# [Exercise aim]
Write out the full listing again, exactly as it stands.
-------- Provided data
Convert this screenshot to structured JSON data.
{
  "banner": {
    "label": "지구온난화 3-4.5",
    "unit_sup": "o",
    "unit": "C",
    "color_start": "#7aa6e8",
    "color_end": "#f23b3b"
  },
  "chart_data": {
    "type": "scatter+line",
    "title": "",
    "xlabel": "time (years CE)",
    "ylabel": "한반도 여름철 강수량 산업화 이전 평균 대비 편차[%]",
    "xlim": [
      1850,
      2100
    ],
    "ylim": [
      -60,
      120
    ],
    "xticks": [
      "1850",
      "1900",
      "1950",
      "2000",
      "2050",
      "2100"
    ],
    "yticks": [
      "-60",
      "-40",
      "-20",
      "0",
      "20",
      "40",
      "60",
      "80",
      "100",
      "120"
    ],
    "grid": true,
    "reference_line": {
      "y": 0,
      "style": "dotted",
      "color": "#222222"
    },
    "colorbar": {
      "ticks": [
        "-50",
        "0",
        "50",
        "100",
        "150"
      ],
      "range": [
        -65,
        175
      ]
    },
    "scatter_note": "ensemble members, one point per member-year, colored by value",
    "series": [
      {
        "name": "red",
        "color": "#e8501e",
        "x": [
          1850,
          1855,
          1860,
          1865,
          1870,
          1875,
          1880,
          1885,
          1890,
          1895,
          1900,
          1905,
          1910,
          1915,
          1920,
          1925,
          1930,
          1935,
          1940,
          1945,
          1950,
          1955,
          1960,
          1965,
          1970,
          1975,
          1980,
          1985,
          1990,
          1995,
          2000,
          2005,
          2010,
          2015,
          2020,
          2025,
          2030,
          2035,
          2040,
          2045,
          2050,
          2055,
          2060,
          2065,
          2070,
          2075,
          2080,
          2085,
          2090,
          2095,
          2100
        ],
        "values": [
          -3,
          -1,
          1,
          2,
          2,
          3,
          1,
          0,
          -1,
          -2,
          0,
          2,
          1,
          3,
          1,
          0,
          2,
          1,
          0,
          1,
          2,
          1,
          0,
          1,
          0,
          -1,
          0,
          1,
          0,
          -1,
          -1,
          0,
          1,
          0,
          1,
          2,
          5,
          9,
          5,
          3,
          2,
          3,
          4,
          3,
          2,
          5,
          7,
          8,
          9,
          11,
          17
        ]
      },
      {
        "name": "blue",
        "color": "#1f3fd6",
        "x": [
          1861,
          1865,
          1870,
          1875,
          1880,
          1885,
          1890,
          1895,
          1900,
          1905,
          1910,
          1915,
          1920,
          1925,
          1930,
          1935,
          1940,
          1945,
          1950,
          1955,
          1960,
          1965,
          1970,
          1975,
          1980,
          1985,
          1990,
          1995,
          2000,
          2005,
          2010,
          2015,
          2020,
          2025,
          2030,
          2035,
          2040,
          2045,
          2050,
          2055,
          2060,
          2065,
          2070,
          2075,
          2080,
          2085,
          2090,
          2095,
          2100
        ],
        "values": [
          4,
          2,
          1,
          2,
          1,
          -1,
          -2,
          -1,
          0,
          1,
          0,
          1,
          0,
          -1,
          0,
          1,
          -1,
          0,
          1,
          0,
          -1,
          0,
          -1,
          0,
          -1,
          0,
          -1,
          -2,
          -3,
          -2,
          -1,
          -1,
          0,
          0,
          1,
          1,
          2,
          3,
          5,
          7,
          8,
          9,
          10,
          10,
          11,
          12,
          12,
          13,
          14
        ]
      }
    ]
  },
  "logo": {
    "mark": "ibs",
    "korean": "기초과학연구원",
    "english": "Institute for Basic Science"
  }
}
----------------
# [Answer]
Convert this screenshot to structured JSON data.
{
  "banner": {
    "label": "지구온난화 3-4.5",
    "unit_sup": "o",
    "unit": "C",
    "color_start": "#7aa6e8",
    "color_end": "#f23b3b"
  },
  "chart_data": {
    "type": "scatter+line",
    "title": "",
    "xlabel": "time (years CE)",
    "ylabel": "한반도 여름철 강수량 산업화 이전 평균 대비 편차[%]",
    "xlim": [
      1850,
      2100
    ],
    "ylim": [
      -60,
      120
    ],
    "xticks": [
      "1850",
      "1900",
      "1950",
      "2000",
      "2050",
      "2100"
    ],
    "yticks": [
      "-60",
      "-40",
      "-20",
      "0",
      "20",
      "40",
      "60",
      "80",
      "100",
      "120"
    ],
    "grid": true,
    "reference_line": {
      "y": 0,
      "style": "dotted",
      "color": "#222222"
    },
    "colorbar": {
      "ticks": [
        "-50",
        "0",
        "50",
        "100",
        "150"
      ],
      "range": [
        -65,
        175
      ]
    },
    "scatter_note": "ensemble members, one point per member-year, colored by value",
    "series": [
      {
        "name": "red",
        "color": "#e8501e",
        "x": [
          1850,
          1855,
          1860,
          1865,
          1870,
          1875,
          1880,
          1885,
          1890,
          1895,
          1900,
          1905,
          1910,
          1915,
          1920,
          1925,
          1930,
          1935,
          1940,
          1945,
          1950,
          1955,
          1960,
          1965,
          1970,
          1975,
          1980,
          1985,
          1990,
          1995,
          2000,
          2005,
          2010,
          2015,
          2020,
          2025,
          2030,
          2035,
          2040,
          2045,
          2050,
          2055,
          2060,
          2065,
          2070,
          2075,
          2080,
          2085,
          2090,
          2095,
          2100
        ],
        "values": [
          -3,
          -1,
          1,
          2,
          2,
          3,
          1,
          0,
          -1,
          -2,
          0,
          2,
          1,
          3,
          1,
          0,
          2,
          1,
          0,
          1,
          2,
          1,
          0,
          1,
          0,
          -1,
          0,
          1,
          0,
          -1,
          -1,
          0,
          1,
          0,
          1,
          2,
          5,
          9,
          5,
          3,
          2,
          3,
          4,
          3,
          2,
          5,
          7,
          8,
          9,
          11,
          17
        ]
      },
      {
        "name": "blue",
        "color": "#1f3fd6",
        "x": [
          1861,
          1865,
          1870,
          1875,
          1880,
          1885,
          1890,
          1895,
          1900,
          1905,
          1910,
          1915,
          1920,
          1925,
          1930,
          1935,
          1940,
          1945,
          1950,
          1955,
          1960,
          1965,
          1970,
          1975,
          1980,
          1985,
          1990,
          1995,
          2000,
          2005,
          2010,
          2015,
          2020,
          2025,
          2030,
          2035,
          2040,
          2045,
          2050,
          2055,
          2060,
          2065,
          2070,
          2075,
          2080,
          2085,
          2090,
          2095,
          2100
        ],
        "values": [
          4,
          2,
          1,
          2,
          1,
          -1,
          -2,
          -1,
          0,
          1,
          0,
          1,
          0,
          -1,
          0,
          1,
          -1,
          0,
          1,
          0,
          -1,
          0,
          -1,
          0,
          -1,
          0,
          -1,
          -2,
          -3,
          -2,
          -1,
          -1,
          0,
          0,
          1,
          1,
          2,
          3,
          5,
          7,
          8,
          9,
          10,
          10,
          11,
          12,
          12,
          13,
          14
        ]
      }
    ]
  },
  "logo": {
    "mark": "ibs",
    "korean": "기초과학연구원",
    "english": "Institute for Basic Science"
  }
}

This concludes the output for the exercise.